(Exercise):
Copy out the listing in full, exactly as written, but not its pictures.

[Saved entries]
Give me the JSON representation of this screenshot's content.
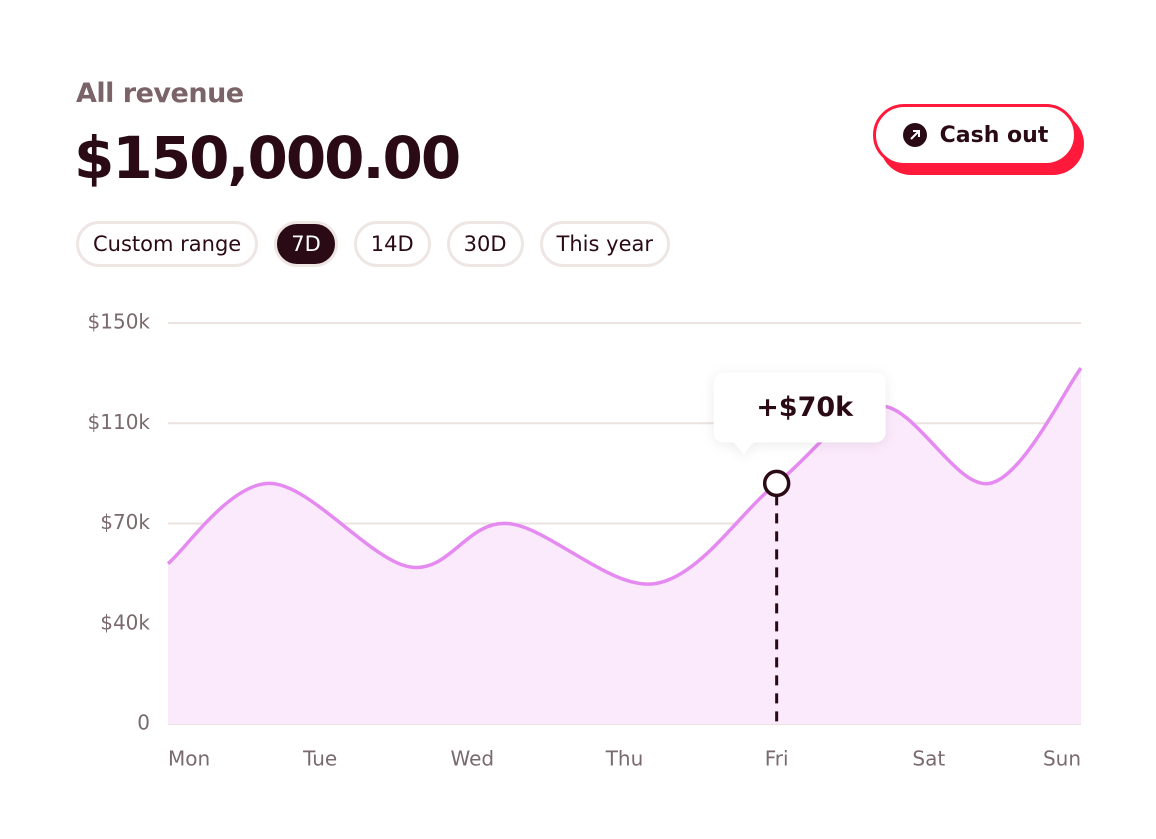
{
  "header": {
    "label": "All revenue",
    "amount": "$150,000.00"
  },
  "button": "Cash out",
  "filters": [
    "Custom range",
    "7D",
    "14D",
    "30D",
    "This year"
  ],
  "active_filter": 1,
  "chart_data": {
    "type": "line",
    "x": [
      0,
      0.67,
      1.59,
      2.23,
      3.2,
      4,
      4.68,
      5.4,
      6
    ],
    "series": [
      {
        "color": "#e58af0",
        "values": [
          58000,
          86000,
          57000,
          70000,
          52000,
          86000,
          117000,
          86000,
          132000
        ]
      }
    ],
    "area_color": "#fbeafb",
    "xlim": [
      0,
      6
    ],
    "xticks": [
      {
        "value": 0,
        "label": "Mon"
      },
      {
        "value": 1,
        "label": "Tue"
      },
      {
        "value": 2,
        "label": "Wed"
      },
      {
        "value": 3,
        "label": "Thu"
      },
      {
        "value": 4,
        "label": "Fri"
      },
      {
        "value": 5,
        "label": "Sat"
      },
      {
        "value": 6,
        "label": "Sun"
      }
    ],
    "ylim": [
      0,
      150000
    ],
    "yticks": [
      {
        "value": 0,
        "label": "0"
      },
      {
        "value": 40000,
        "label": "$40k"
      },
      {
        "value": 70000,
        "label": "$70k"
      },
      {
        "value": 110000,
        "label": "$110k"
      },
      {
        "value": 150000,
        "label": "$150k"
      }
    ],
    "grid": true,
    "highlight_index": 5,
    "annotation": "+$70k"
  }
}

(Completed exercise):
Give me the JSON representation of this screenshot's content.
{
  "header": {
    "label": "All revenue",
    "amount": "$150,000.00"
  },
  "button": "Cash out",
  "filters": [
    "Custom range",
    "7D",
    "14D",
    "30D",
    "This year"
  ],
  "active_filter": 1,
  "chart_data": {
    "type": "line",
    "x": [
      0,
      0.67,
      1.59,
      2.23,
      3.2,
      4,
      4.68,
      5.4,
      6
    ],
    "series": [
      {
        "color": "#e58af0",
        "values": [
          58000,
          86000,
          57000,
          70000,
          52000,
          86000,
          117000,
          86000,
          132000
        ]
      }
    ],
    "area_color": "#fbeafb",
    "xlim": [
      0,
      6
    ],
    "xticks": [
      {
        "value": 0,
        "label": "Mon"
      },
      {
        "value": 1,
        "label": "Tue"
      },
      {
        "value": 2,
        "label": "Wed"
      },
      {
        "value": 3,
        "label": "Thu"
      },
      {
        "value": 4,
        "label": "Fri"
      },
      {
        "value": 5,
        "label": "Sat"
      },
      {
        "value": 6,
        "label": "Sun"
      }
    ],
    "ylim": [
      0,
      150000
    ],
    "yticks": [
      {
        "value": 0,
        "label": "0"
      },
      {
        "value": 40000,
        "label": "$40k"
      },
      {
        "value": 70000,
        "label": "$70k"
      },
      {
        "value": 110000,
        "label": "$110k"
      },
      {
        "value": 150000,
        "label": "$150k"
      }
    ],
    "grid": true,
    "highlight_index": 5,
    "annotation": "+$70k"
  }
}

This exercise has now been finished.